(Dataset records on visual material)
────────────────
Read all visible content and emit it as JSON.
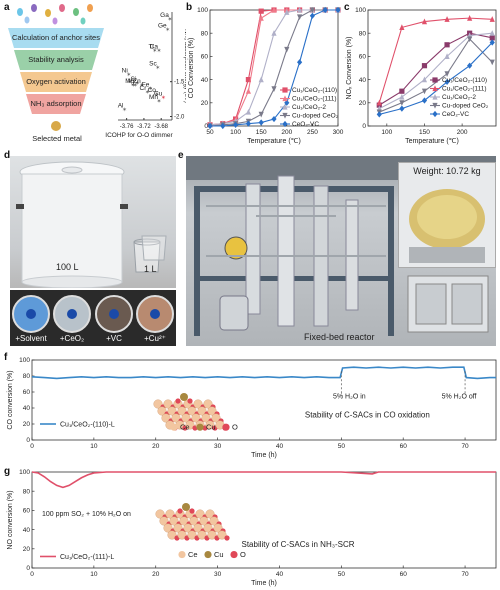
{
  "panel_letters": {
    "a": "a",
    "b": "b",
    "c": "c",
    "d": "d",
    "e": "e",
    "f": "f",
    "g": "g"
  },
  "panel_a": {
    "funnel_layers": [
      "Calculation of anchor sites",
      "Stability analysis",
      "Oxygen activation",
      "NH₃ adsorption"
    ],
    "selected_metal_label": "Selected metal",
    "scatter_x_label": "ICOHP for O-O dimmer",
    "scatter_y_label": "NH₃ adsorption energy (eV)",
    "x_ticks": [
      "-3.76",
      "-3.72",
      "-3.68"
    ],
    "y_ticks": [
      "-1.5",
      "-2.0"
    ],
    "points": [
      {
        "label": "Ga",
        "x": -3.66,
        "y": -0.6
      },
      {
        "label": "Ge",
        "x": -3.665,
        "y": -0.75
      },
      {
        "label": "Ti",
        "x": -3.695,
        "y": -1.05
      },
      {
        "label": "Ca",
        "x": -3.685,
        "y": -1.05
      },
      {
        "label": "Sc",
        "x": -3.688,
        "y": -1.3
      },
      {
        "label": "Ni",
        "x": -3.755,
        "y": -1.4
      },
      {
        "label": "V",
        "x": -3.745,
        "y": -1.55
      },
      {
        "label": "Mg",
        "x": -3.74,
        "y": -1.55
      },
      {
        "label": "Si",
        "x": -3.735,
        "y": -1.52
      },
      {
        "label": "Zn",
        "x": -3.725,
        "y": -1.55
      },
      {
        "label": "Fe",
        "x": -3.705,
        "y": -1.6
      },
      {
        "label": "Cr",
        "x": -3.712,
        "y": -1.65
      },
      {
        "label": "Co",
        "x": -3.69,
        "y": -1.68
      },
      {
        "label": "Cu",
        "x": -3.675,
        "y": -1.73
      },
      {
        "label": "Mn",
        "x": -3.685,
        "y": -1.78
      },
      {
        "label": "Al",
        "x": -3.765,
        "y": -1.9
      }
    ]
  },
  "panel_b": {
    "chart_data": {
      "type": "line",
      "xlabel": "Temperature (℃)",
      "ylabel": "CO Conversion (%)",
      "xlim": [
        50,
        300
      ],
      "ylim": [
        0,
        100
      ],
      "xticks": [
        "50",
        "100",
        "150",
        "200",
        "250",
        "300"
      ],
      "yticks": [
        "0",
        "20",
        "40",
        "60",
        "80",
        "100"
      ],
      "series": [
        {
          "name": "Cu₁/CeO₂-(110)",
          "color": "#e0506a",
          "marker": "square",
          "x": [
            50,
            75,
            100,
            125,
            150,
            175,
            200,
            225,
            250,
            275,
            300
          ],
          "y": [
            1,
            2,
            6,
            40,
            99,
            100,
            100,
            100,
            100,
            100,
            100
          ]
        },
        {
          "name": "Cu₁/CeO₂-(111)",
          "color": "#f07a8a",
          "marker": "triangle",
          "x": [
            50,
            75,
            100,
            125,
            150,
            175,
            200,
            225,
            250,
            275,
            300
          ],
          "y": [
            1,
            2,
            5,
            30,
            93,
            100,
            100,
            100,
            100,
            100,
            100
          ]
        },
        {
          "name": "Cu₁/CeO₂-2",
          "color": "#b0b0c8",
          "marker": "triangle",
          "x": [
            50,
            75,
            100,
            125,
            150,
            175,
            200,
            225,
            250,
            275,
            300
          ],
          "y": [
            1,
            2,
            4,
            12,
            40,
            80,
            98,
            100,
            100,
            100,
            100
          ]
        },
        {
          "name": "Cu-doped CeO₂",
          "color": "#7a7a8a",
          "marker": "triangle-down",
          "x": [
            50,
            75,
            100,
            125,
            150,
            175,
            200,
            225,
            250,
            275,
            300
          ],
          "y": [
            0,
            1,
            2,
            4,
            10,
            32,
            66,
            94,
            100,
            100,
            100
          ]
        },
        {
          "name": "CeO₂-VC",
          "color": "#2a70c8",
          "marker": "diamond",
          "x": [
            50,
            75,
            100,
            125,
            150,
            175,
            200,
            225,
            250,
            275,
            300
          ],
          "y": [
            0,
            0,
            1,
            2,
            3,
            6,
            20,
            55,
            95,
            100,
            100
          ]
        }
      ]
    }
  },
  "panel_c": {
    "chart_data": {
      "type": "line",
      "xlabel": "Temperature (℃)",
      "ylabel": "NOₓ Conversion (%)",
      "xlim": [
        75,
        245
      ],
      "ylim": [
        0,
        100
      ],
      "xticks": [
        "100",
        "150",
        "200"
      ],
      "yticks": [
        "0",
        "20",
        "40",
        "60",
        "80",
        "100"
      ],
      "series": [
        {
          "name": "Cu₁/CeO₂-(110)",
          "color": "#8a3a6a",
          "marker": "square",
          "x": [
            90,
            120,
            150,
            180,
            210,
            240
          ],
          "y": [
            18,
            30,
            52,
            70,
            80,
            76
          ]
        },
        {
          "name": "Cu₁/CeO₂-(111)",
          "color": "#e0506a",
          "marker": "triangle",
          "x": [
            90,
            120,
            150,
            180,
            210,
            240
          ],
          "y": [
            20,
            85,
            90,
            92,
            93,
            92
          ]
        },
        {
          "name": "Cu₁/CeO₂-2",
          "color": "#b0b0c8",
          "marker": "triangle",
          "x": [
            90,
            120,
            150,
            180,
            210,
            240
          ],
          "y": [
            15,
            25,
            40,
            60,
            78,
            80
          ]
        },
        {
          "name": "Cu-doped CeO₂",
          "color": "#7a7a8a",
          "marker": "triangle-down",
          "x": [
            90,
            120,
            150,
            180,
            210,
            240
          ],
          "y": [
            12,
            20,
            30,
            45,
            75,
            55
          ]
        },
        {
          "name": "CeO₂-VC",
          "color": "#2a70c8",
          "marker": "diamond",
          "x": [
            90,
            120,
            150,
            180,
            210,
            240
          ],
          "y": [
            10,
            15,
            22,
            38,
            52,
            72
          ]
        }
      ]
    }
  },
  "panel_d": {
    "big_vessel_label": "100 L",
    "small_vessel_label": "1 L",
    "dishes": [
      "+Solvent",
      "+CeO₂",
      "+VC",
      "+Cu²⁺"
    ]
  },
  "panel_e": {
    "reactor_label": "Fixed-bed reactor",
    "weight_label": "Weight: 10.72 kg"
  },
  "panel_f": {
    "chart_data": {
      "type": "line",
      "xlabel": "Time (h)",
      "ylabel": "CO conversion (%)",
      "xlim": [
        0,
        75
      ],
      "ylim": [
        0,
        100
      ],
      "xticks": [
        "0",
        "10",
        "20",
        "30",
        "40",
        "50",
        "60",
        "70"
      ],
      "yticks": [
        "0",
        "20",
        "40",
        "60",
        "80",
        "100"
      ],
      "series": [
        {
          "name": "Cu₁/CeO₂-(110)-L",
          "color": "#3a88c8",
          "x": [
            0,
            2,
            4,
            6,
            8,
            10,
            12,
            14,
            16,
            18,
            20,
            22,
            24,
            26,
            28,
            30,
            32,
            34,
            36,
            38,
            40,
            42,
            44,
            46,
            48,
            49.8,
            50.2,
            52,
            54,
            56,
            58,
            60,
            62,
            64,
            66,
            68,
            69.8,
            70.2,
            72,
            74,
            75
          ],
          "y": [
            79,
            78,
            77,
            78,
            79,
            78,
            79,
            78,
            78,
            79,
            78,
            79,
            78,
            79,
            78,
            79,
            78,
            79,
            78,
            79,
            78,
            79,
            78,
            79,
            78,
            78,
            90,
            91,
            90,
            91,
            90,
            91,
            90,
            91,
            90,
            91,
            91,
            78,
            77,
            78,
            78
          ]
        }
      ]
    },
    "annotation_on": "5% H₂O in",
    "annotation_off": "5% H₂O off",
    "stability_text": "Stability of C-SACs in CO oxidation",
    "atom_legend": [
      "Ce",
      "Cu",
      "O"
    ]
  },
  "panel_g": {
    "chart_data": {
      "type": "line",
      "xlabel": "Time (h)",
      "ylabel": "NO conversion (%)",
      "xlim": [
        0,
        75
      ],
      "ylim": [
        0,
        100
      ],
      "xticks": [
        "0",
        "10",
        "20",
        "30",
        "40",
        "50",
        "60",
        "70"
      ],
      "yticks": [
        "0",
        "20",
        "40",
        "60",
        "80",
        "100"
      ],
      "series": [
        {
          "name": "Cu₁/CeO₂-(111)-L",
          "color": "#e0506a",
          "x": [
            0,
            1,
            2,
            3,
            4,
            5,
            6,
            7,
            8,
            9,
            10,
            12,
            14,
            20,
            30,
            40,
            50,
            55,
            56,
            60,
            65,
            70,
            75
          ],
          "y": [
            100,
            99,
            95,
            90,
            86,
            84,
            86,
            90,
            94,
            97,
            99,
            100,
            100,
            100,
            100,
            100,
            100,
            98,
            100,
            100,
            100,
            100,
            100
          ]
        }
      ]
    },
    "annotation": "100 ppm SO₂ + 10% H₂O on",
    "stability_text": "Stability of C-SACs in NH₃-SCR",
    "atom_legend": [
      "Ce",
      "Cu",
      "O"
    ]
  },
  "colors": {
    "ce": "#f2c6a0",
    "cu": "#a88840",
    "o": "#e04858"
  }
}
────────────────
**Written problem:** Tally the lines holding the string "Stability" and give only the count.

**Solution for this task:** 3